*** Stored data
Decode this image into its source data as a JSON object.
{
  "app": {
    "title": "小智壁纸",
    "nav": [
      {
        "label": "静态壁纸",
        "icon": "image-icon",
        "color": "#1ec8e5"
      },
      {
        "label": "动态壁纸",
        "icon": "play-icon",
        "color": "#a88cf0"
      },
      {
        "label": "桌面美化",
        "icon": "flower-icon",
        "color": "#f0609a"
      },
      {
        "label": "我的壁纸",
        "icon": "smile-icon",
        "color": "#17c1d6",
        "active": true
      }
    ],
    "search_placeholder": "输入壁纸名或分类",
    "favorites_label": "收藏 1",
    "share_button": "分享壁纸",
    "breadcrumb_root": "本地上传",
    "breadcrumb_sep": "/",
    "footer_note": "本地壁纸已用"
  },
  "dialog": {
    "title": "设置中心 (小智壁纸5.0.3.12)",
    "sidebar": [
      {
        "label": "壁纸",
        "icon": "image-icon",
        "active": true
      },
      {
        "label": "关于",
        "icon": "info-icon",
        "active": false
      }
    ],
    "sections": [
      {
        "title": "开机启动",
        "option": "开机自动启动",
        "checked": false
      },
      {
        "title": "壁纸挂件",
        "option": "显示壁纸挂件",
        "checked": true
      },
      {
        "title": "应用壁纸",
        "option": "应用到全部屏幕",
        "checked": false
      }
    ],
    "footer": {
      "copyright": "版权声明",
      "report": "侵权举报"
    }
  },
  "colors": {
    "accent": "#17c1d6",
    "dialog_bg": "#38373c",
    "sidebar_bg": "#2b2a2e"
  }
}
******
### Instructions to follow
Copy out every line of the data that includes the word "icon".

### Exercise answer
        "icon": "image-icon",
        "icon": "play-icon",
        "icon": "flower-icon",
        "icon": "smile-icon",
        "icon": "image-icon",
        "icon": "info-icon",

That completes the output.